• Records for this exercise

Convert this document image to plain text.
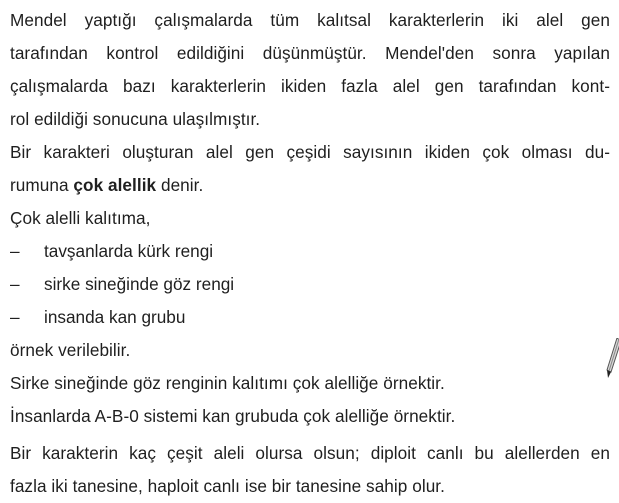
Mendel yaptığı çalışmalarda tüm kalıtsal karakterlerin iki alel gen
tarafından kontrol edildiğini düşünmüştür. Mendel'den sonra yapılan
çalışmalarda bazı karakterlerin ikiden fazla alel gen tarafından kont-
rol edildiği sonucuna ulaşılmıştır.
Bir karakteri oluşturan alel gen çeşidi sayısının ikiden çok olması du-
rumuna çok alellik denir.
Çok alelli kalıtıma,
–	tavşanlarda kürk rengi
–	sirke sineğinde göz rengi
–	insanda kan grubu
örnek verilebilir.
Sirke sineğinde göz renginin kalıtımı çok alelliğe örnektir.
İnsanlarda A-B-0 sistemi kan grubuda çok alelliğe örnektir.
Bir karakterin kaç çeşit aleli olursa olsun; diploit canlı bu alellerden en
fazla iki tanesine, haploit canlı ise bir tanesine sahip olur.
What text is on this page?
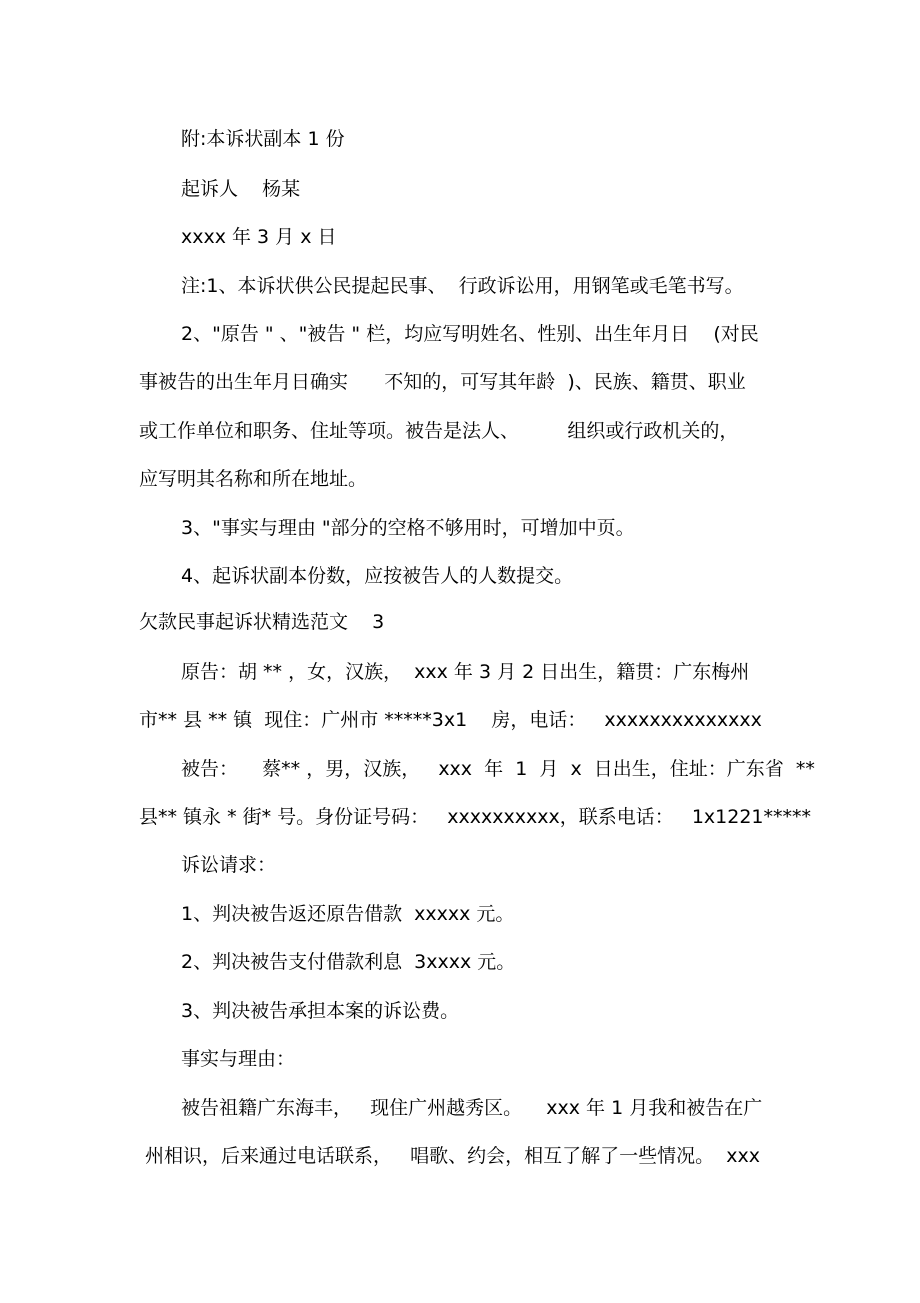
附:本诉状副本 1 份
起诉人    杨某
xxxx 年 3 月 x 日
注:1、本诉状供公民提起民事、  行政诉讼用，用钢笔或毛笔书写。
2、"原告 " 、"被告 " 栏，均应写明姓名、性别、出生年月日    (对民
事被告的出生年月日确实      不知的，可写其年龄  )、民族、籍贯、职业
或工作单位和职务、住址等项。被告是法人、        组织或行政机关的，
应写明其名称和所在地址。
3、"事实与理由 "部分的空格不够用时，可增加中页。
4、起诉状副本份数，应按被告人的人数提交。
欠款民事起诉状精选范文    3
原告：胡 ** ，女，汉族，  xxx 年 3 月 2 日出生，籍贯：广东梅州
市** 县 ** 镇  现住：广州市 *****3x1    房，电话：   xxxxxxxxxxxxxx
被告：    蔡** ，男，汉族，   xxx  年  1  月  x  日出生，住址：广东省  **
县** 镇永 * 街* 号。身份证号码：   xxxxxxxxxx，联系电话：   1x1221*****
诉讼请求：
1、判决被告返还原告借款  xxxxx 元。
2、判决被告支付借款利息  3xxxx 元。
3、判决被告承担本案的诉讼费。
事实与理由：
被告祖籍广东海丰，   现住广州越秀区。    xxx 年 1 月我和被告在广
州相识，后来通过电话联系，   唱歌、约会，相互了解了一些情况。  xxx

• Job
In the listing above, locate each line with "text" and copy it.

• Finished exercise
Convert this document image to plain text.
What text is on this page?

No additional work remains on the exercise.